WHAT YOU SHOULD DO: Report the number of lines containing "criteria", with no other words.

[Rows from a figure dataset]

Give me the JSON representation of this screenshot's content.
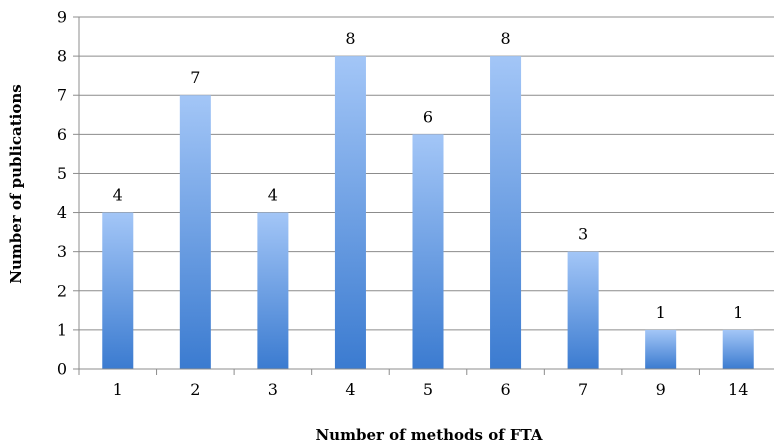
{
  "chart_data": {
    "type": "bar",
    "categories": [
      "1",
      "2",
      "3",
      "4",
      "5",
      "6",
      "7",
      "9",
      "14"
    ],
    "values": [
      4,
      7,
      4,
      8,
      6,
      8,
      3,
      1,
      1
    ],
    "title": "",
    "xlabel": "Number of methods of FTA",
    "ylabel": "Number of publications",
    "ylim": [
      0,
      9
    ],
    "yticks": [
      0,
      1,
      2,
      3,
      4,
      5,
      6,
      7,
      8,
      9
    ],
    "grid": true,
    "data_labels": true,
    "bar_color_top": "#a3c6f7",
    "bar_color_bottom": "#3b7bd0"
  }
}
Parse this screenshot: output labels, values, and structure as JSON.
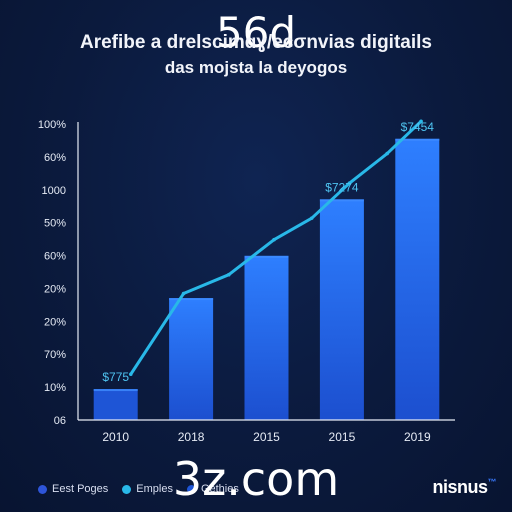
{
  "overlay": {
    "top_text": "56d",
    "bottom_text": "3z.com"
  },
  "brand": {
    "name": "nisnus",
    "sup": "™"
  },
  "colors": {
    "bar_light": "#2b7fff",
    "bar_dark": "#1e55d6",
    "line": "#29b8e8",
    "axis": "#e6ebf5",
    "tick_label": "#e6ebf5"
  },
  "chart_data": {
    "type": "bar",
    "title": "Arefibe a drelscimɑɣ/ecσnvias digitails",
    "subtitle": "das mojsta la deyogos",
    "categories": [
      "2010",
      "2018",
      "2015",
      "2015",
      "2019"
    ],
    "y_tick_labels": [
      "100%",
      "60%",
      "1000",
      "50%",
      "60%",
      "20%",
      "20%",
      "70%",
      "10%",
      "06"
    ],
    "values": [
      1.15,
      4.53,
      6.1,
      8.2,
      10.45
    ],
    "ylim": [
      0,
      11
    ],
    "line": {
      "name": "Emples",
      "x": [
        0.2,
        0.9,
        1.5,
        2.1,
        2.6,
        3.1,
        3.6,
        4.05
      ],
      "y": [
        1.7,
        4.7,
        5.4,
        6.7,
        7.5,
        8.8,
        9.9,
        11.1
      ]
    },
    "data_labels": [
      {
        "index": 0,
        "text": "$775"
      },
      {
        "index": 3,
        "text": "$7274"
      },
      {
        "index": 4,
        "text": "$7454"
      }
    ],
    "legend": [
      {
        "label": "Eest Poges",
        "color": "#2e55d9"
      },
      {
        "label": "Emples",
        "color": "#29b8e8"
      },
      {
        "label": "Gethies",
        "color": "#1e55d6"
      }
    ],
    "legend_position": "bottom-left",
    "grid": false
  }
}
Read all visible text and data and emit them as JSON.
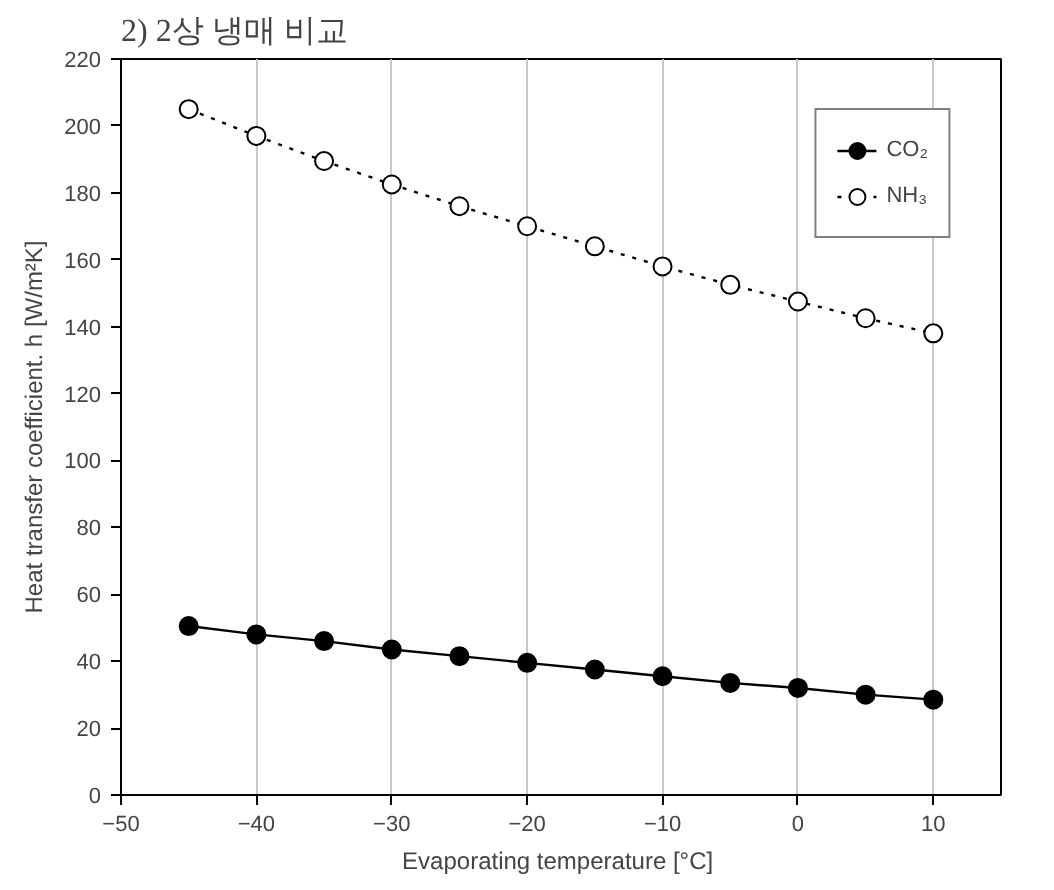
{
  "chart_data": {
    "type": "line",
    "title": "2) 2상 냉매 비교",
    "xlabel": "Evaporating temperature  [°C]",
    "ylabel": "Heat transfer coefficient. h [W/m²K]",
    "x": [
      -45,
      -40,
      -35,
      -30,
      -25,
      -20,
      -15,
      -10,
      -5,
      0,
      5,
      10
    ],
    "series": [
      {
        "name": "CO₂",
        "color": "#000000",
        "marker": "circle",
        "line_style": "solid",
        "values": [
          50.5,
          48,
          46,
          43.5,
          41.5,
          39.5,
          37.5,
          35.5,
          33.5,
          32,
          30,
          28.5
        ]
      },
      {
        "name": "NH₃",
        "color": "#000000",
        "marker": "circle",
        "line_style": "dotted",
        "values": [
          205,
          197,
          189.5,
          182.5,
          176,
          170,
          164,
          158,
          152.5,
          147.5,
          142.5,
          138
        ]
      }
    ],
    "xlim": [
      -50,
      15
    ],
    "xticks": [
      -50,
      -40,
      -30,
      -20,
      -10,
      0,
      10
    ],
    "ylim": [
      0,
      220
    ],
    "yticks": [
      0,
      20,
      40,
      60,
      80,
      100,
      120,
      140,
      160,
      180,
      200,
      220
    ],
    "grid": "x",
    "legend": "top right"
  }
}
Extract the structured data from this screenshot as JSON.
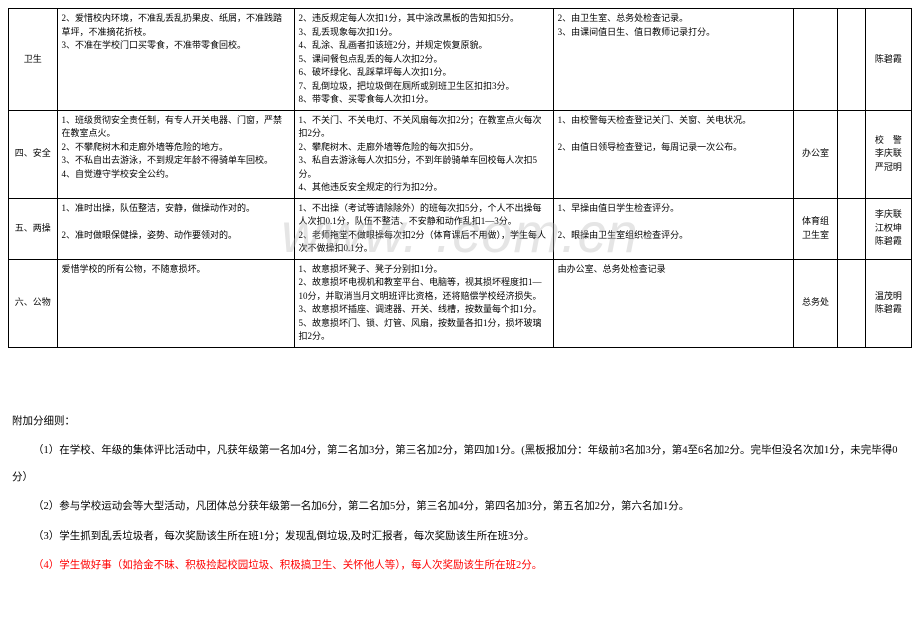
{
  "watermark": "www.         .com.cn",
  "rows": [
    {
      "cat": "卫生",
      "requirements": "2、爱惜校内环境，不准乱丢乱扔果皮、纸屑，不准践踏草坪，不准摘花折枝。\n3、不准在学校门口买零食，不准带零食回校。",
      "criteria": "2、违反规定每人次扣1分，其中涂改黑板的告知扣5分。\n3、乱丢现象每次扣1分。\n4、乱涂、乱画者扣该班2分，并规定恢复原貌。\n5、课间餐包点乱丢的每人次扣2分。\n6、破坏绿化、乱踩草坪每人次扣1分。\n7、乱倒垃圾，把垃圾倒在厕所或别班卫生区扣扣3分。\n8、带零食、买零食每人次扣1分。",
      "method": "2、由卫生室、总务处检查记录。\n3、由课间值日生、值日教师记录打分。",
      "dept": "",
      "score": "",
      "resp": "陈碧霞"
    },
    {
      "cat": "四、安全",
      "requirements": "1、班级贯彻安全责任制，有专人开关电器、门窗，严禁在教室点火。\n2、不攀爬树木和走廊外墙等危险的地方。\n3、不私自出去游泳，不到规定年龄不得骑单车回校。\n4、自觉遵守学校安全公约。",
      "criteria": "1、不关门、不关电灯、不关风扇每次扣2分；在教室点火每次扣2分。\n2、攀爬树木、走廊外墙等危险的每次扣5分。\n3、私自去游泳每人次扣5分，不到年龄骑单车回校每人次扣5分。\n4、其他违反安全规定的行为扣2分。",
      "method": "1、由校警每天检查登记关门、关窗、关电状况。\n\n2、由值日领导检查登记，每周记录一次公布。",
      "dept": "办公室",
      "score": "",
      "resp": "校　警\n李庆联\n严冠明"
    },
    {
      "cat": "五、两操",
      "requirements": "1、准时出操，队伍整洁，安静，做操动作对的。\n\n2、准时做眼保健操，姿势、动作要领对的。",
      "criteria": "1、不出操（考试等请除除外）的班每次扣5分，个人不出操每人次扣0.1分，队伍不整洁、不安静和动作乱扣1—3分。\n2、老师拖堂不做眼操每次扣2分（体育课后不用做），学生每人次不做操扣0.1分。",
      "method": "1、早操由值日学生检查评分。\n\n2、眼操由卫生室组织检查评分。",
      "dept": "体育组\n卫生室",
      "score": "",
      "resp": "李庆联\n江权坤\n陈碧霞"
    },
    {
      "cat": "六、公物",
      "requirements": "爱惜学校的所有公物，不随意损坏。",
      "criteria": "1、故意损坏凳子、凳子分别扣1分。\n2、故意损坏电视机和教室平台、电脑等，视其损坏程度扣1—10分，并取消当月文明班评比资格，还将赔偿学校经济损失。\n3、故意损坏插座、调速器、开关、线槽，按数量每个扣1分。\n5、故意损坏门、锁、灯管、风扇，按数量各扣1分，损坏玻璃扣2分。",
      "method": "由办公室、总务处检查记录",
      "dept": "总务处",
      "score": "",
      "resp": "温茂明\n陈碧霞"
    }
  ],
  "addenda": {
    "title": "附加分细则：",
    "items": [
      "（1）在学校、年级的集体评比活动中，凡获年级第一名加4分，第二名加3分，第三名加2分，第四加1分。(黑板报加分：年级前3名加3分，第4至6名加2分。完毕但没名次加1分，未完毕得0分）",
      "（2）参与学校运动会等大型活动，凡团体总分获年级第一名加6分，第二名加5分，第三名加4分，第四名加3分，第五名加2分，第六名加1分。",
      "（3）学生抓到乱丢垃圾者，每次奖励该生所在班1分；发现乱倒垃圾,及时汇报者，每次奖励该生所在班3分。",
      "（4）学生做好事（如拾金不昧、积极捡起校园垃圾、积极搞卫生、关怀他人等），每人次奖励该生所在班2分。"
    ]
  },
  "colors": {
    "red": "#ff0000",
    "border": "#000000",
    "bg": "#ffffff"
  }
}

WRITTEN RESPONSE: 4